Data entries:
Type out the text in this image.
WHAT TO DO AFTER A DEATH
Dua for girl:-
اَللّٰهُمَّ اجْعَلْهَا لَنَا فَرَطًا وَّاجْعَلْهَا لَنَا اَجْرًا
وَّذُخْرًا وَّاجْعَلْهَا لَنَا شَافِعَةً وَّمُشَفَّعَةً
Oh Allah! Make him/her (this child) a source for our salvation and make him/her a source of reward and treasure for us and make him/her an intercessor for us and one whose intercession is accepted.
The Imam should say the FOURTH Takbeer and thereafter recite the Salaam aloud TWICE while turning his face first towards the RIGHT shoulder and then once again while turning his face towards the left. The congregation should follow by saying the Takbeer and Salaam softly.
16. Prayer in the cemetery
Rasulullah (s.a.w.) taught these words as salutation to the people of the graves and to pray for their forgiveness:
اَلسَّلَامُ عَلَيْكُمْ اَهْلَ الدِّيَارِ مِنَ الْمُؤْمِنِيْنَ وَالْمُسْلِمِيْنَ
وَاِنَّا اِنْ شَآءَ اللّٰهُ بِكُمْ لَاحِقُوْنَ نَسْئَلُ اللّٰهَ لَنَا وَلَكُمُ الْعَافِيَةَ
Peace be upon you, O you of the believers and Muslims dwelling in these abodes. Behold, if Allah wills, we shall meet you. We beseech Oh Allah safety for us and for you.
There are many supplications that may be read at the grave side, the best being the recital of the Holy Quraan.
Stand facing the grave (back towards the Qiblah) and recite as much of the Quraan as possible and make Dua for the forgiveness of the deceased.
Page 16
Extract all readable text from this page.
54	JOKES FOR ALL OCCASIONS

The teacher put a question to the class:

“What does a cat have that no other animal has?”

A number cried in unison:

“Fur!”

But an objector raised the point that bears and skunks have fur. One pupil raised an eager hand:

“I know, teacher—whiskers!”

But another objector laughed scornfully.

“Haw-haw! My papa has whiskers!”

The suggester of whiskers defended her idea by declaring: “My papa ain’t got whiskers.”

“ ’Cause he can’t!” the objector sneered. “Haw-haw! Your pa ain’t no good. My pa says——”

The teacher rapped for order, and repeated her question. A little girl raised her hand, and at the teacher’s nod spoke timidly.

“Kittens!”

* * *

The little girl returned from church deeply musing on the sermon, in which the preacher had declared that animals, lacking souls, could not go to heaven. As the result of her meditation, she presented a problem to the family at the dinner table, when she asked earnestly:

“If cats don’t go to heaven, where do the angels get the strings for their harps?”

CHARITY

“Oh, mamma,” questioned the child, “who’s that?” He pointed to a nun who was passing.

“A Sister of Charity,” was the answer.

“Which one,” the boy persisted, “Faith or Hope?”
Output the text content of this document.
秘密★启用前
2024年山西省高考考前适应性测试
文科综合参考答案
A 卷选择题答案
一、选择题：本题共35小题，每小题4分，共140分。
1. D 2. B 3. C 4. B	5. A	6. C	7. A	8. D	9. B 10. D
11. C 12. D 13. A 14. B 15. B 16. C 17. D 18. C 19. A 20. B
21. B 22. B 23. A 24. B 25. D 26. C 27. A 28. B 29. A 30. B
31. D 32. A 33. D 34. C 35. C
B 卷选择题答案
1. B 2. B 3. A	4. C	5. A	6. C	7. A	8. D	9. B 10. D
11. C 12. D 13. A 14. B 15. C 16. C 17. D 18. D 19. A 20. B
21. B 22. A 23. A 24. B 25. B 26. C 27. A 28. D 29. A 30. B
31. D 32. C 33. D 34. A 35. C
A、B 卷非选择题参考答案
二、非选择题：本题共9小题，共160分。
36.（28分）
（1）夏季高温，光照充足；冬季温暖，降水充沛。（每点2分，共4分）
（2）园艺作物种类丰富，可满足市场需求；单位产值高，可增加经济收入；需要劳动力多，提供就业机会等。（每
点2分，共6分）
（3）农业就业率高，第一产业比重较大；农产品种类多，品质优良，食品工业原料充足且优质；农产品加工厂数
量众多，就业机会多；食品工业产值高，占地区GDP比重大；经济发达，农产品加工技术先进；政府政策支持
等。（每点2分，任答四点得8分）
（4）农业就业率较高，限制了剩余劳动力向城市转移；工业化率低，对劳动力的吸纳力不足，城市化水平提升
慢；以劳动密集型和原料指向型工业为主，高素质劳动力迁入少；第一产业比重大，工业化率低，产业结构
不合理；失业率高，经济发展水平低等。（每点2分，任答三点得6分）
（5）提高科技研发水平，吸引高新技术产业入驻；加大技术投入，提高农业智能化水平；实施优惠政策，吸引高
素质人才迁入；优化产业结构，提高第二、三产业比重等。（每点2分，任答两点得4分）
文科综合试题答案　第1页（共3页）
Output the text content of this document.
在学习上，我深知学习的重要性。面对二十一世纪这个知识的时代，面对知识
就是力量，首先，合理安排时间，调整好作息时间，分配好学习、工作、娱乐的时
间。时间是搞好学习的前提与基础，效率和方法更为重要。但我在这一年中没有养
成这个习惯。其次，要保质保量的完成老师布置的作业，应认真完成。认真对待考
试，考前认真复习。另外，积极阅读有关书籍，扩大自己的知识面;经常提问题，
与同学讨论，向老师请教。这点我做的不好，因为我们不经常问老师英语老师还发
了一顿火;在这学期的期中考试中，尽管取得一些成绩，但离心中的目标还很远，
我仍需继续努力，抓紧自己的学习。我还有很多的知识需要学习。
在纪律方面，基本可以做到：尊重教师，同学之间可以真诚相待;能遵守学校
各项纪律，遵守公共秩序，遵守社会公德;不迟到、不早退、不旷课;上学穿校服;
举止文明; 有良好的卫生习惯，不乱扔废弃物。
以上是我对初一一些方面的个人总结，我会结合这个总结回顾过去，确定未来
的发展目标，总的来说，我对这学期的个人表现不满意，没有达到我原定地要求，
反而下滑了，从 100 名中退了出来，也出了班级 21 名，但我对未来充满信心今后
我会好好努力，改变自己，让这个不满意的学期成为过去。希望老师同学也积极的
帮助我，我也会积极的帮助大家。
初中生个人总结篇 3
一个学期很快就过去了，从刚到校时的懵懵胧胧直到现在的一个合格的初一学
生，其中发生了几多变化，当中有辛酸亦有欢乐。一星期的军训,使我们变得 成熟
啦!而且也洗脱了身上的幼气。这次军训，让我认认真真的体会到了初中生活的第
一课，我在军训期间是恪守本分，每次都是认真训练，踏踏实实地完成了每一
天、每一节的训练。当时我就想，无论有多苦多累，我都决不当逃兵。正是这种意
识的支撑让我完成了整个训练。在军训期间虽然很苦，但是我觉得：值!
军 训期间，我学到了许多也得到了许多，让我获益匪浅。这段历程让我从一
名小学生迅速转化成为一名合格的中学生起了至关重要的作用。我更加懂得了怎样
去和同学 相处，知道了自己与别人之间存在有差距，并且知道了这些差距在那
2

Given task:
Reproduce the full listing above, character for character.

Task response:
Type out the text in this image.
WHAT TO DO AFTER A DEATH
Dua for girl:-
اَللّٰهُمَّ اجْعَلْهَا لَنَا فَرَطًا وَّاجْعَلْهَا لَنَا اَجْرًا
وَّذُخْرًا وَّاجْعَلْهَا لَنَا شَافِعَةً وَّمُشَفَّعَةً
Oh Allah! Make him/her (this child) a source for our salvation and make him/her a source of reward and treasure for us and make him/her an intercessor for us and one whose intercession is accepted.
The Imam should say the FOURTH Takbeer and thereafter recite the Salaam aloud TWICE while turning his face first towards the RIGHT shoulder and then once again while turning his face towards the left. The congregation should follow by saying the Takbeer and Salaam softly.
16. Prayer in the cemetery
Rasulullah (s.a.w.) taught these words as salutation to the people of the graves and to pray for their forgiveness:
اَلسَّلَامُ عَلَيْكُمْ اَهْلَ الدِّيَارِ مِنَ الْمُؤْمِنِيْنَ وَالْمُسْلِمِيْنَ
وَاِنَّا اِنْ شَآءَ اللّٰهُ بِكُمْ لَاحِقُوْنَ نَسْئَلُ اللّٰهَ لَنَا وَلَكُمُ الْعَافِيَةَ
Peace be upon you, O you of the believers and Muslims dwelling in these abodes. Behold, if Allah wills, we shall meet you. We beseech Oh Allah safety for us and for you.
There are many supplications that may be read at the grave side, the best being the recital of the Holy Quraan.
Stand facing the grave (back towards the Qiblah) and recite as much of the Quraan as possible and make Dua for the forgiveness of the deceased.
Page 16
Extract all readable text from this page.
54	JOKES FOR ALL OCCASIONS

The teacher put a question to the class:

“What does a cat have that no other animal has?”

A number cried in unison:

“Fur!”

But an objector raised the point that bears and skunks have fur. One pupil raised an eager hand:

“I know, teacher—whiskers!”

But another objector laughed scornfully.

“Haw-haw! My papa has whiskers!”

The suggester of whiskers defended her idea by declaring: “My papa ain’t got whiskers.”

“ ’Cause he can’t!” the objector sneered. “Haw-haw! Your pa ain’t no good. My pa says——”

The teacher rapped for order, and repeated her question. A little girl raised her hand, and at the teacher’s nod spoke timidly.

“Kittens!”

* * *

The little girl returned from church deeply musing on the sermon, in which the preacher had declared that animals, lacking souls, could not go to heaven. As the result of her meditation, she presented a problem to the family at the dinner table, when she asked earnestly:

“If cats don’t go to heaven, where do the angels get the strings for their harps?”

CHARITY

“Oh, mamma,” questioned the child, “who’s that?” He pointed to a nun who was passing.

“A Sister of Charity,” was the answer.

“Which one,” the boy persisted, “Faith or Hope?”
Output the text content of this document.
秘密★启用前
2024年山西省高考考前适应性测试
文科综合参考答案
A 卷选择题答案
一、选择题：本题共35小题，每小题4分，共140分。
1. D 2. B 3. C 4. B	5. A	6. C	7. A	8. D	9. B 10. D
11. C 12. D 13. A 14. B 15. B 16. C 17. D 18. C 19. A 20. B
21. B 22. B 23. A 24. B 25. D 26. C 27. A 28. B 29. A 30. B
31. D 32. A 33. D 34. C 35. C
B 卷选择题答案
1. B 2. B 3. A	4. C	5. A	6. C	7. A	8. D	9. B 10. D
11. C 12. D 13. A 14. B 15. C 16. C 17. D 18. D 19. A 20. B
21. B 22. A 23. A 24. B 25. B 26. C 27. A 28. D 29. A 30. B
31. D 32. C 33. D 34. A 35. C
A、B 卷非选择题参考答案
二、非选择题：本题共9小题，共160分。
36.（28分）
（1）夏季高温，光照充足；冬季温暖，降水充沛。（每点2分，共4分）
（2）园艺作物种类丰富，可满足市场需求；单位产值高，可增加经济收入；需要劳动力多，提供就业机会等。（每
点2分，共6分）
（3）农业就业率高，第一产业比重较大；农产品种类多，品质优良，食品工业原料充足且优质；农产品加工厂数
量众多，就业机会多；食品工业产值高，占地区GDP比重大；经济发达，农产品加工技术先进；政府政策支持
等。（每点2分，任答四点得8分）
（4）农业就业率较高，限制了剩余劳动力向城市转移；工业化率低，对劳动力的吸纳力不足，城市化水平提升
慢；以劳动密集型和原料指向型工业为主，高素质劳动力迁入少；第一产业比重大，工业化率低，产业结构
不合理；失业率高，经济发展水平低等。（每点2分，任答三点得6分）
（5）提高科技研发水平，吸引高新技术产业入驻；加大技术投入，提高农业智能化水平；实施优惠政策，吸引高
素质人才迁入；优化产业结构，提高第二、三产业比重等。（每点2分，任答两点得4分）
文科综合试题答案　第1页（共3页）
Output the text content of this document.
在学习上，我深知学习的重要性。面对二十一世纪这个知识的时代，面对知识
就是力量，首先，合理安排时间，调整好作息时间，分配好学习、工作、娱乐的时
间。时间是搞好学习的前提与基础，效率和方法更为重要。但我在这一年中没有养
成这个习惯。其次，要保质保量的完成老师布置的作业，应认真完成。认真对待考
试，考前认真复习。另外，积极阅读有关书籍，扩大自己的知识面;经常提问题，
与同学讨论，向老师请教。这点我做的不好，因为我们不经常问老师英语老师还发
了一顿火;在这学期的期中考试中，尽管取得一些成绩，但离心中的目标还很远，
我仍需继续努力，抓紧自己的学习。我还有很多的知识需要学习。
在纪律方面，基本可以做到：尊重教师，同学之间可以真诚相待;能遵守学校
各项纪律，遵守公共秩序，遵守社会公德;不迟到、不早退、不旷课;上学穿校服;
举止文明; 有良好的卫生习惯，不乱扔废弃物。
以上是我对初一一些方面的个人总结，我会结合这个总结回顾过去，确定未来
的发展目标，总的来说，我对这学期的个人表现不满意，没有达到我原定地要求，
反而下滑了，从 100 名中退了出来，也出了班级 21 名，但我对未来充满信心今后
我会好好努力，改变自己，让这个不满意的学期成为过去。希望老师同学也积极的
帮助我，我也会积极的帮助大家。
初中生个人总结篇 3
一个学期很快就过去了，从刚到校时的懵懵胧胧直到现在的一个合格的初一学
生，其中发生了几多变化，当中有辛酸亦有欢乐。一星期的军训,使我们变得 成熟
啦!而且也洗脱了身上的幼气。这次军训，让我认认真真的体会到了初中生活的第
一课，我在军训期间是恪守本分，每次都是认真训练，踏踏实实地完成了每一
天、每一节的训练。当时我就想，无论有多苦多累，我都决不当逃兵。正是这种意
识的支撑让我完成了整个训练。在军训期间虽然很苦，但是我觉得：值!
军 训期间，我学到了许多也得到了许多，让我获益匪浅。这段历程让我从一
名小学生迅速转化成为一名合格的中学生起了至关重要的作用。我更加懂得了怎样
去和同学 相处，知道了自己与别人之间存在有差距，并且知道了这些差距在那
2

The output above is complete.